# Entries shown:
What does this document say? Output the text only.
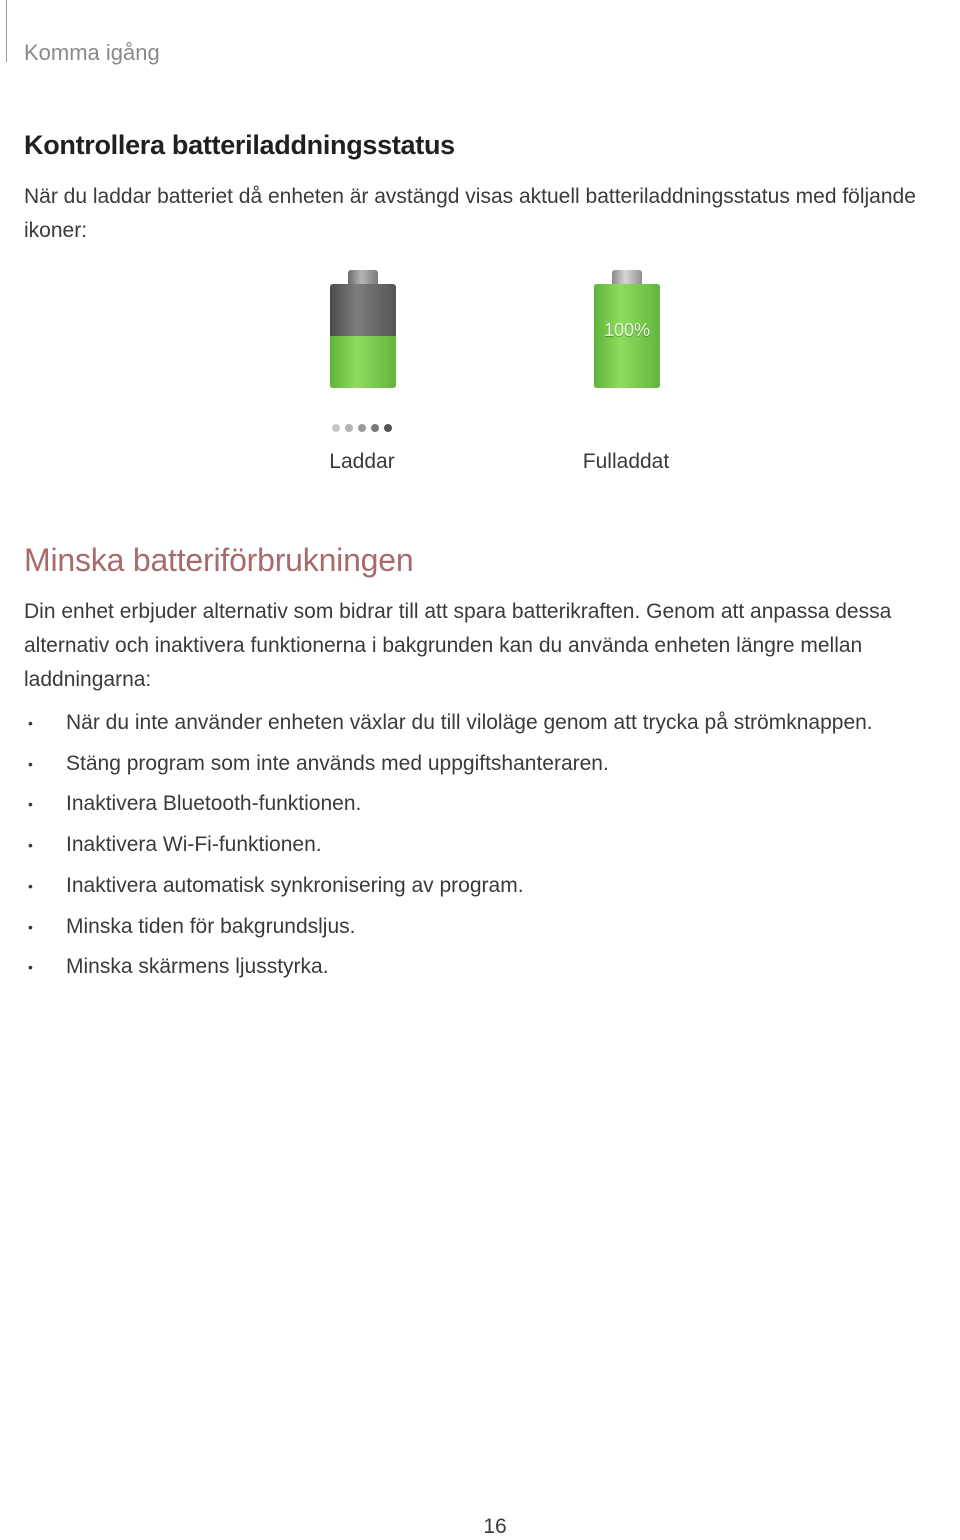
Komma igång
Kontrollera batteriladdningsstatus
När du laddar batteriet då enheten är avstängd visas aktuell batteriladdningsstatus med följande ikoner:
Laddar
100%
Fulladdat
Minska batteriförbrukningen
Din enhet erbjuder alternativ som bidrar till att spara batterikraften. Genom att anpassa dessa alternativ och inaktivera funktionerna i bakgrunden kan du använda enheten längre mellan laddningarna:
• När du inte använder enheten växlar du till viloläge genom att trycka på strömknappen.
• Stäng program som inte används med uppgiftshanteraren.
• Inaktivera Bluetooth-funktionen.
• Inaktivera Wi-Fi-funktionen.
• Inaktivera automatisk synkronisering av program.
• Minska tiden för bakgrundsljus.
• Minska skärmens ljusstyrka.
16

# Prompt:
Copy every line above exactly; images stay out.

# Output of the exercise:
What does this document say? Output the text only.
Komma igång
Kontrollera batteriladdningsstatus
När du laddar batteriet då enheten är avstängd visas aktuell batteriladdningsstatus med följande ikoner:
Laddar
100%
Fulladdat
Minska batteriförbrukningen
Din enhet erbjuder alternativ som bidrar till att spara batterikraften. Genom att anpassa dessa alternativ och inaktivera funktionerna i bakgrunden kan du använda enheten längre mellan laddningarna:
• När du inte använder enheten växlar du till viloläge genom att trycka på strömknappen.
• Stäng program som inte används med uppgiftshanteraren.
• Inaktivera Bluetooth-funktionen.
• Inaktivera Wi-Fi-funktionen.
• Inaktivera automatisk synkronisering av program.
• Minska tiden för bakgrundsljus.
• Minska skärmens ljusstyrka.
16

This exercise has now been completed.